• [Your goal]
In the entries below, identify every line with the string "Voltage" and copy it.

*-*-*

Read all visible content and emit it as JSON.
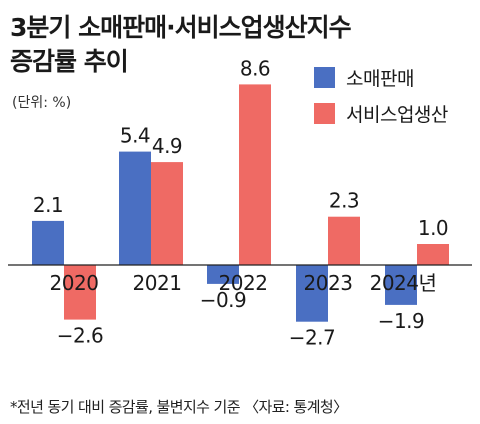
{
  "title_line1": "3분기 소매판매·서비스업생산지수",
  "title_line2": "증감률 추이",
  "unit": "(단위: %)",
  "footnote": "*전년 동기 대비 증감률, 불변지수 기준 〈자료: 통계청〉",
  "colors": {
    "retail": "#4a6fc2",
    "service": "#ef6a64"
  },
  "chart_data": {
    "type": "bar",
    "title": "3분기 소매판매·서비스업생산지수 증감률 추이",
    "ylabel": "(단위: %)",
    "categories": [
      "2020",
      "2021",
      "2022",
      "2023",
      "2024년"
    ],
    "series": [
      {
        "name": "소매판매",
        "values": [
          2.1,
          5.4,
          -0.9,
          -2.7,
          -1.9
        ]
      },
      {
        "name": "서비스업생산",
        "values": [
          -2.6,
          4.9,
          8.6,
          2.3,
          1.0
        ]
      }
    ],
    "value_labels": [
      [
        "2.1",
        "5.4",
        "−0.9",
        "−2.7",
        "−1.9"
      ],
      [
        "−2.6",
        "4.9",
        "8.6",
        "2.3",
        "1.0"
      ]
    ],
    "legend_position": "top-right",
    "grid": false
  }
}
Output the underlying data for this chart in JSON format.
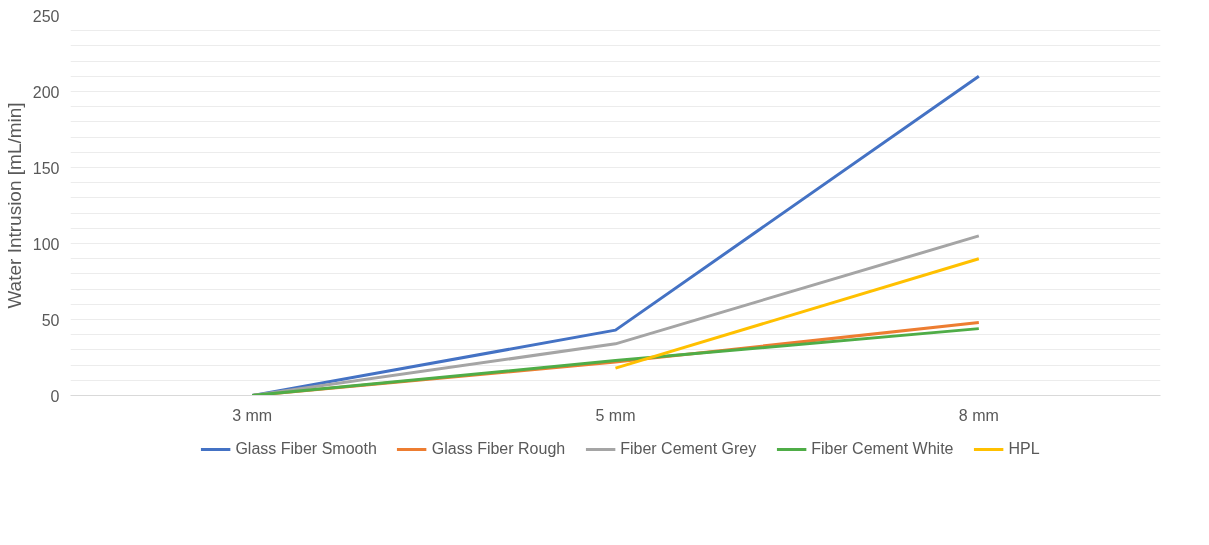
{
  "chart_data": {
    "type": "line",
    "ylabel": "Water Intrusion [mL/min]",
    "categories": [
      "3 mm",
      "5 mm",
      "8 mm"
    ],
    "series": [
      {
        "name": "Glass Fiber Smooth",
        "color": "#4472c4",
        "values": [
          0,
          43,
          210
        ]
      },
      {
        "name": "Glass Fiber Rough",
        "color": "#ed7d31",
        "values": [
          0,
          22,
          48
        ]
      },
      {
        "name": "Fiber Cement Grey",
        "color": "#a5a5a5",
        "values": [
          0,
          34,
          105
        ]
      },
      {
        "name": "Fiber Cement White",
        "color": "#4fad47",
        "values": [
          0,
          23,
          44
        ]
      },
      {
        "name": "HPL",
        "color": "#ffc000",
        "values": [
          null,
          18,
          90
        ]
      }
    ],
    "ylim": [
      0,
      250
    ],
    "yticks": [
      0,
      {
        "value": 10,
        "label": null
      },
      {
        "value": 20,
        "label": null
      },
      {
        "value": 30,
        "label": null
      },
      {
        "value": 40,
        "label": null
      },
      50,
      {
        "value": 60,
        "label": null
      },
      {
        "value": 70,
        "label": null
      },
      {
        "value": 80,
        "label": null
      },
      {
        "value": 90,
        "label": null
      },
      100,
      {
        "value": 110,
        "label": null
      },
      {
        "value": 120,
        "label": null
      },
      {
        "value": 130,
        "label": null
      },
      {
        "value": 140,
        "label": null
      },
      150,
      {
        "value": 160,
        "label": null
      },
      {
        "value": 170,
        "label": null
      },
      {
        "value": 180,
        "label": null
      },
      {
        "value": 190,
        "label": null
      },
      200,
      {
        "value": 210,
        "label": null
      },
      {
        "value": 220,
        "label": null
      },
      {
        "value": 230,
        "label": null
      },
      {
        "value": 240,
        "label": null
      },
      250
    ],
    "grid": "y",
    "legend": "bottom",
    "marker": "none",
    "line_style": "solid"
  }
}
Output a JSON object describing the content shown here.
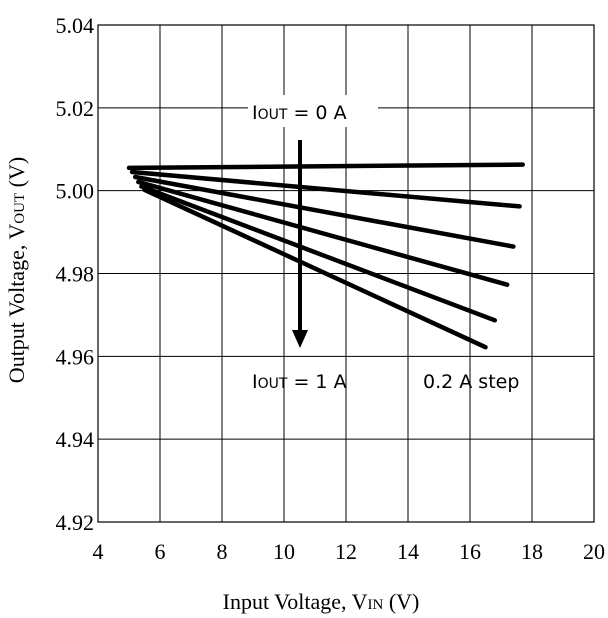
{
  "chart_data": {
    "type": "line",
    "xlabel": {
      "main": "Input Voltage, V",
      "sub": "IN",
      "unit": " (V)"
    },
    "ylabel": {
      "main": "Output Voltage, V",
      "sub": "OUT",
      "unit": " (V)"
    },
    "xlim": [
      4,
      20
    ],
    "ylim": [
      4.92,
      5.04
    ],
    "xticks": [
      4,
      6,
      8,
      10,
      12,
      14,
      16,
      18,
      20
    ],
    "yticks": [
      "4.92",
      "4.94",
      "4.96",
      "4.98",
      "5.00",
      "5.02",
      "5.04"
    ],
    "grid": true,
    "series": [
      {
        "x": [
          5.0,
          17.7
        ],
        "y": [
          5.0055,
          5.0063
        ]
      },
      {
        "x": [
          5.1,
          17.6
        ],
        "y": [
          5.0045,
          4.9962
        ]
      },
      {
        "x": [
          5.2,
          17.4
        ],
        "y": [
          5.0033,
          4.9865
        ]
      },
      {
        "x": [
          5.3,
          17.2
        ],
        "y": [
          5.0021,
          4.9773
        ]
      },
      {
        "x": [
          5.4,
          16.8
        ],
        "y": [
          5.001,
          4.9687
        ]
      },
      {
        "x": [
          5.5,
          16.5
        ],
        "y": [
          5.0002,
          4.9622
        ]
      }
    ],
    "annotations": {
      "top_label": {
        "main": "I",
        "sub": "OUT",
        "rest": " = 0 A"
      },
      "bottom_label": {
        "main": "I",
        "sub": "OUT",
        "rest": " = 1 A"
      },
      "step_label": "0.2 A step"
    }
  }
}
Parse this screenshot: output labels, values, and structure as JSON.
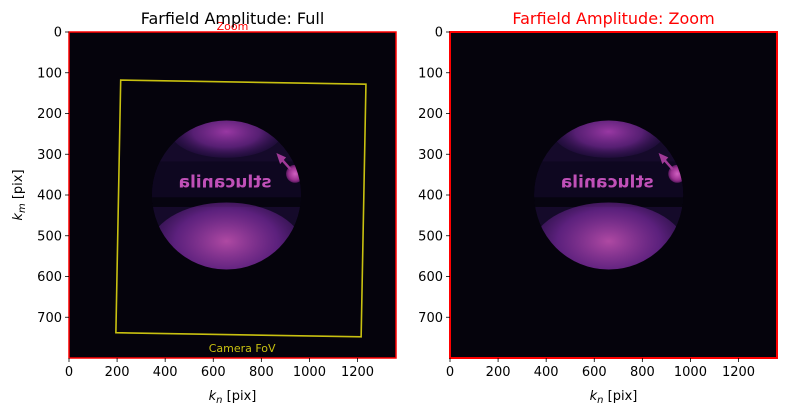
{
  "chart_data": [
    {
      "type": "heatmap",
      "title": "Farfield Amplitude: Full",
      "title_color": "#000000",
      "xlabel": "k_n [pix]",
      "ylabel": "k_m [pix]",
      "xlim": [
        0,
        1360
      ],
      "ylim": [
        800,
        0
      ],
      "x_ticks": [
        0,
        200,
        400,
        600,
        800,
        1000,
        1200
      ],
      "y_ticks": [
        0,
        100,
        200,
        300,
        400,
        500,
        600,
        700
      ],
      "annotations": {
        "zoom_label": "Zoom",
        "zoom_color": "#ff0000",
        "camera_label": "Camera FoV",
        "camera_color": "#c8c010",
        "camera_fov_polygon": [
          [
            215,
            118
          ],
          [
            1235,
            128
          ],
          [
            1215,
            748
          ],
          [
            195,
            738
          ]
        ],
        "zoom_rect": [
          [
            0,
            0
          ],
          [
            1360,
            0
          ],
          [
            1360,
            800
          ],
          [
            0,
            800
          ]
        ]
      },
      "spot_label": "stlucanila",
      "spot_center": [
        655,
        400
      ]
    },
    {
      "type": "heatmap",
      "title": "Farfield Amplitude: Zoom",
      "title_color": "#ff0000",
      "xlabel": "k_n [pix]",
      "ylabel": "",
      "xlim": [
        0,
        1360
      ],
      "ylim": [
        800,
        0
      ],
      "x_ticks": [
        0,
        200,
        400,
        600,
        800,
        1000,
        1200
      ],
      "y_ticks": [
        0,
        100,
        200,
        300,
        400,
        500,
        600,
        700
      ],
      "frame_color": "#ff0000",
      "spot_label": "stlucanila",
      "spot_center": [
        660,
        400
      ]
    }
  ]
}
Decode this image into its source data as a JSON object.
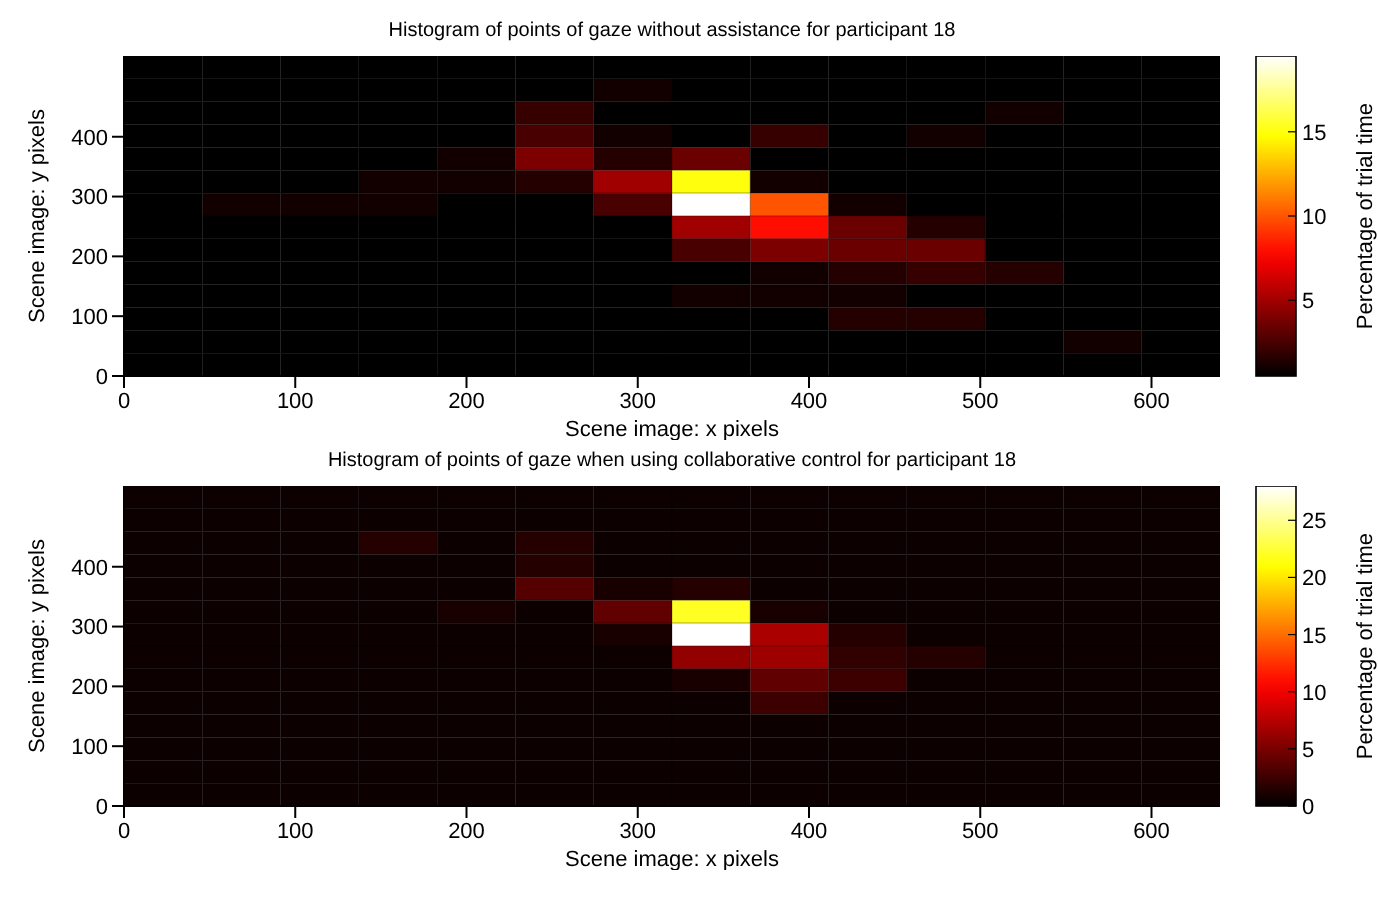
{
  "chart_data": [
    {
      "type": "heatmap",
      "title": "Histogram of points of gaze without assistance for participant 18",
      "xlabel": "Scene image: x pixels",
      "ylabel": "Scene image: y pixels",
      "clabel": "Percentage of trial time",
      "xlim": [
        0,
        640
      ],
      "ylim": [
        0,
        535
      ],
      "xticks": [
        0,
        100,
        200,
        300,
        400,
        500,
        600
      ],
      "yticks": [
        0,
        100,
        200,
        300,
        400
      ],
      "clim": [
        0.5,
        19.5
      ],
      "cticks": [
        5,
        10,
        15
      ],
      "cells": [
        [
          0.5,
          0.5,
          0.5,
          0.5,
          0.5,
          0.5,
          0.5,
          0.5,
          0.5,
          0.5,
          0.5,
          0.5,
          0.5,
          0.5
        ],
        [
          0.5,
          0.5,
          0.5,
          0.5,
          0.5,
          0.5,
          1,
          0.5,
          0.5,
          0.5,
          0.5,
          0.5,
          0.5,
          0.5
        ],
        [
          0.5,
          0.5,
          0.5,
          0.5,
          0.5,
          2,
          0.5,
          0.5,
          0.5,
          0.5,
          0.5,
          1,
          0.5,
          0.5
        ],
        [
          0.5,
          0.5,
          0.5,
          0.5,
          0.5,
          2.5,
          1,
          0.5,
          2,
          0.5,
          1,
          0.5,
          0.5,
          0.5
        ],
        [
          0.5,
          0.5,
          0.5,
          0.5,
          1,
          4,
          1.5,
          3.5,
          0.5,
          0.5,
          0.5,
          0.5,
          0.5,
          0.5
        ],
        [
          0.5,
          0.5,
          0.5,
          1,
          1,
          1.5,
          5,
          15,
          1,
          0.5,
          0.5,
          0.5,
          0.5,
          0.5
        ],
        [
          0.5,
          1,
          1,
          1,
          0.5,
          0.5,
          2.5,
          19.5,
          10,
          1,
          0.5,
          0.5,
          0.5,
          0.5
        ],
        [
          0.5,
          0.5,
          0.5,
          0.5,
          0.5,
          0.5,
          0.5,
          5,
          8,
          3.5,
          1.5,
          0.5,
          0.5,
          0.5
        ],
        [
          0.5,
          0.5,
          0.5,
          0.5,
          0.5,
          0.5,
          0.5,
          2.5,
          4,
          3.5,
          3.5,
          0.5,
          0.5,
          0.5
        ],
        [
          0.5,
          0.5,
          0.5,
          0.5,
          0.5,
          0.5,
          0.5,
          0.5,
          1,
          1.5,
          2,
          1.5,
          0.5,
          0.5
        ],
        [
          0.5,
          0.5,
          0.5,
          0.5,
          0.5,
          0.5,
          0.5,
          1,
          1,
          1,
          0.5,
          0.5,
          0.5,
          0.5
        ],
        [
          0.5,
          0.5,
          0.5,
          0.5,
          0.5,
          0.5,
          0.5,
          0.5,
          0.5,
          1.5,
          1.5,
          0.5,
          0.5,
          0.5
        ],
        [
          0.5,
          0.5,
          0.5,
          0.5,
          0.5,
          0.5,
          0.5,
          0.5,
          0.5,
          0.5,
          0.5,
          0.5,
          1,
          0.5
        ],
        [
          0.5,
          0.5,
          0.5,
          0.5,
          0.5,
          0.5,
          0.5,
          0.5,
          0.5,
          0.5,
          0.5,
          0.5,
          0.5,
          0.5
        ]
      ]
    },
    {
      "type": "heatmap",
      "title": "Histogram of points of gaze when using collaborative control for participant 18",
      "xlabel": "Scene image: x pixels",
      "ylabel": "Scene image: y pixels",
      "clabel": "Percentage of trial time",
      "xlim": [
        0,
        640
      ],
      "ylim": [
        0,
        535
      ],
      "xticks": [
        0,
        100,
        200,
        300,
        400,
        500,
        600
      ],
      "yticks": [
        0,
        100,
        200,
        300,
        400
      ],
      "clim": [
        0,
        28
      ],
      "cticks": [
        0,
        5,
        10,
        15,
        20,
        25
      ],
      "cells": [
        [
          0.5,
          0.5,
          0.5,
          0.5,
          0.5,
          0.5,
          0.5,
          0.5,
          0.5,
          0.5,
          0.5,
          0.5,
          0.5,
          0.5
        ],
        [
          0.5,
          0.5,
          0.5,
          0.5,
          0.5,
          0.5,
          0.5,
          0.5,
          0.5,
          0.5,
          0.5,
          0.5,
          0.5,
          0.5
        ],
        [
          0.5,
          0.5,
          0.5,
          1.5,
          0.5,
          1.5,
          0.5,
          0.5,
          0.5,
          0.5,
          0.5,
          0.5,
          0.5,
          0.5
        ],
        [
          0.5,
          0.5,
          0.5,
          0.5,
          0.5,
          1.5,
          0.5,
          0.5,
          0.5,
          0.5,
          0.5,
          0.5,
          0.5,
          0.5
        ],
        [
          0.5,
          0.5,
          0.5,
          0.5,
          0.5,
          3.5,
          1,
          1.5,
          0.5,
          0.5,
          0.5,
          0.5,
          0.5,
          0.5
        ],
        [
          0.5,
          0.5,
          0.5,
          0.5,
          1,
          0.5,
          4,
          22,
          1,
          0.5,
          0.5,
          0.5,
          0.5,
          0.5
        ],
        [
          0.5,
          0.5,
          0.5,
          0.5,
          0.5,
          0.5,
          1,
          28,
          7,
          1.5,
          0.5,
          0.5,
          0.5,
          0.5
        ],
        [
          0.5,
          0.5,
          0.5,
          0.5,
          0.5,
          0.5,
          0.5,
          6,
          6.5,
          2,
          1.5,
          0.5,
          0.5,
          0.5
        ],
        [
          0.5,
          0.5,
          0.5,
          0.5,
          0.5,
          0.5,
          0.5,
          1,
          4,
          2.5,
          0.5,
          0.5,
          0.5,
          0.5
        ],
        [
          0.5,
          0.5,
          0.5,
          0.5,
          0.5,
          0.5,
          0.5,
          0.5,
          2.5,
          0.5,
          0.5,
          0.5,
          0.5,
          0.5
        ],
        [
          0.5,
          0.5,
          0.5,
          0.5,
          0.5,
          0.5,
          0.5,
          0.5,
          0.5,
          0.5,
          0.5,
          0.5,
          0.5,
          0.5
        ],
        [
          0.5,
          0.5,
          0.5,
          0.5,
          0.5,
          0.5,
          0.5,
          0.5,
          0.5,
          0.5,
          0.5,
          0.5,
          0.5,
          0.5
        ],
        [
          0.5,
          0.5,
          0.5,
          0.5,
          0.5,
          0.5,
          0.5,
          0.5,
          0.5,
          0.5,
          0.5,
          0.5,
          0.5,
          0.5
        ],
        [
          0.5,
          0.5,
          0.5,
          0.5,
          0.5,
          0.5,
          0.5,
          0.5,
          0.5,
          0.5,
          0.5,
          0.5,
          0.5,
          0.5
        ]
      ]
    }
  ]
}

*-*-*

• [Expected output]
      "main": "Input Voltage, V",
      "main": "Output Voltage, V",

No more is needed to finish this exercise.